### Given exercise
Collect all the lines that mention the word "JSON".

### Extracted information
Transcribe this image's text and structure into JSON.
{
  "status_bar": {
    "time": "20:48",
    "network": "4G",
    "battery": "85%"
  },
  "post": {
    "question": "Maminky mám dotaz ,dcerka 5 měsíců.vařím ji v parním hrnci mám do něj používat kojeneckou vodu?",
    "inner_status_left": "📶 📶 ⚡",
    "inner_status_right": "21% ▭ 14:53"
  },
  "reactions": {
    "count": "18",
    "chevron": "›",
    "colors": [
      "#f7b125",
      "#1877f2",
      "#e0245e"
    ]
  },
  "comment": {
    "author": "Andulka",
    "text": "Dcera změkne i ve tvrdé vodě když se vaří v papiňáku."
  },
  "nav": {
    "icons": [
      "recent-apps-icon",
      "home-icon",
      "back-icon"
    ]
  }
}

---

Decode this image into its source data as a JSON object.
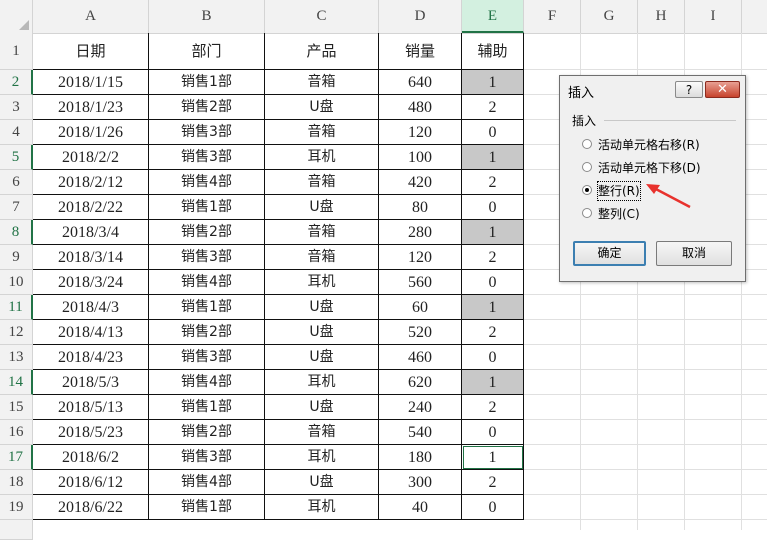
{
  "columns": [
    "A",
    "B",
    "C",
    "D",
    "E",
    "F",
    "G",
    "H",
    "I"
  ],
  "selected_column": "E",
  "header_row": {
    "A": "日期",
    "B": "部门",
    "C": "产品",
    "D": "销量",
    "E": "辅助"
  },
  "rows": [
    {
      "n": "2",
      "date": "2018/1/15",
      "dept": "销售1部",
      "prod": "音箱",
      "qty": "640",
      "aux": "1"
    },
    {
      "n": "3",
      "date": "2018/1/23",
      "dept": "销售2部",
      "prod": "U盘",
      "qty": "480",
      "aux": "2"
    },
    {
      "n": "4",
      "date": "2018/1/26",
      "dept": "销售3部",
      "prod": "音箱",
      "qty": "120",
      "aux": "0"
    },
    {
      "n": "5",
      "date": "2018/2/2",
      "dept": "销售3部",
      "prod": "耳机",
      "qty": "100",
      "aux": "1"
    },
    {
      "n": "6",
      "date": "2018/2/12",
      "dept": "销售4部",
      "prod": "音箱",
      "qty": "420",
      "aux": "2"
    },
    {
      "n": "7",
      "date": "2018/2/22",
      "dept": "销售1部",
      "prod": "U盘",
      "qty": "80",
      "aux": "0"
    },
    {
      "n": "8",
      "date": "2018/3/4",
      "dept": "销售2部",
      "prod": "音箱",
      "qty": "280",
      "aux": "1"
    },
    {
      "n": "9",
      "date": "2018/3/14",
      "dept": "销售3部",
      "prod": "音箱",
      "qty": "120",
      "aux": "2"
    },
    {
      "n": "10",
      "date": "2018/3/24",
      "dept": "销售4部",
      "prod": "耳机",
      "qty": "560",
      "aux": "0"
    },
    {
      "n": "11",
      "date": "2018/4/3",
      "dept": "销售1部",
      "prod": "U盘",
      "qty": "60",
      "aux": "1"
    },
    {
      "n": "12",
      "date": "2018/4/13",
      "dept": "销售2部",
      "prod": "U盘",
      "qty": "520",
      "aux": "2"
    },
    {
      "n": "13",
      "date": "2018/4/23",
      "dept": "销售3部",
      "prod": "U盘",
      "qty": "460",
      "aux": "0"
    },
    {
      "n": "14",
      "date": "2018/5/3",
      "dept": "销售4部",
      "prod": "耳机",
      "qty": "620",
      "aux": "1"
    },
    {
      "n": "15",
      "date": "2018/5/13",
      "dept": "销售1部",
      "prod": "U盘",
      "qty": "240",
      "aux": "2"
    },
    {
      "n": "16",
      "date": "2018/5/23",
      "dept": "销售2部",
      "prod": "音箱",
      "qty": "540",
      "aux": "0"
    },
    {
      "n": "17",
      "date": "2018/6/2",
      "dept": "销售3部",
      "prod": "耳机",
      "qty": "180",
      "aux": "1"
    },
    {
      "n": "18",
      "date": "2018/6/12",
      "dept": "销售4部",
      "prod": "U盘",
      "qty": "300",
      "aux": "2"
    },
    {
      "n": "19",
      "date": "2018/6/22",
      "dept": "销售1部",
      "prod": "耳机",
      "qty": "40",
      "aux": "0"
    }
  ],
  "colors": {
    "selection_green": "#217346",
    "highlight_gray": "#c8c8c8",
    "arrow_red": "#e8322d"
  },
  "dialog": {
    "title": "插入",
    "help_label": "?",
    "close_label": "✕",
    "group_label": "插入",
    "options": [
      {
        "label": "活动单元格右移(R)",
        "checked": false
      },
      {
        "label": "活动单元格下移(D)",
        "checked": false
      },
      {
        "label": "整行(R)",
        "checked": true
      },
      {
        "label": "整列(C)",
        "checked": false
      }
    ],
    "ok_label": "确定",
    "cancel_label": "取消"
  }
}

---

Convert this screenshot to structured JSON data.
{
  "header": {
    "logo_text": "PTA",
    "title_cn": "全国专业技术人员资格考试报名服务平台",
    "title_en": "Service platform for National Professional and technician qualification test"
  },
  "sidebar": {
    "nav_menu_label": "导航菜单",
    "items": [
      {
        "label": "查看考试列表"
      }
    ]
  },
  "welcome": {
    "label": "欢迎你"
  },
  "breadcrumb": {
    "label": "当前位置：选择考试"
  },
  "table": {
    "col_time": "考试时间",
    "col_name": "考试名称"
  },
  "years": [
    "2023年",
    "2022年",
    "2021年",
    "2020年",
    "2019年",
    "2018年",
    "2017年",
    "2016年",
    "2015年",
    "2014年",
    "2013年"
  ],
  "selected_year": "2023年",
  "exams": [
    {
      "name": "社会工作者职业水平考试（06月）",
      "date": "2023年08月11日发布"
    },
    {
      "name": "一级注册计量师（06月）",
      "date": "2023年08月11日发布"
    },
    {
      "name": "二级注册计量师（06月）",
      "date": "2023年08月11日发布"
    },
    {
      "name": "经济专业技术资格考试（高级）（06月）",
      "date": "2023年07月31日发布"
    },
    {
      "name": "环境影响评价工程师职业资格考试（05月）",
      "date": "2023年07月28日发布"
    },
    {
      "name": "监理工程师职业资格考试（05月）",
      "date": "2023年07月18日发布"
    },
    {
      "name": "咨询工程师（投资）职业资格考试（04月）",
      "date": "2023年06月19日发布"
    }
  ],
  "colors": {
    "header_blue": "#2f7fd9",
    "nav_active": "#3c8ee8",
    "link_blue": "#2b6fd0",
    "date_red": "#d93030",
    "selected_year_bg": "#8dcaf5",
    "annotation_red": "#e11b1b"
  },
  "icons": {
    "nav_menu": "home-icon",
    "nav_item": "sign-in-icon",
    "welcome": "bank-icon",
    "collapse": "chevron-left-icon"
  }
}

### Solution below
Transcribe this image's text and structure into JSON.
Decode this image into its source data as a JSON object.
Convert this screenshot to structured JSON data.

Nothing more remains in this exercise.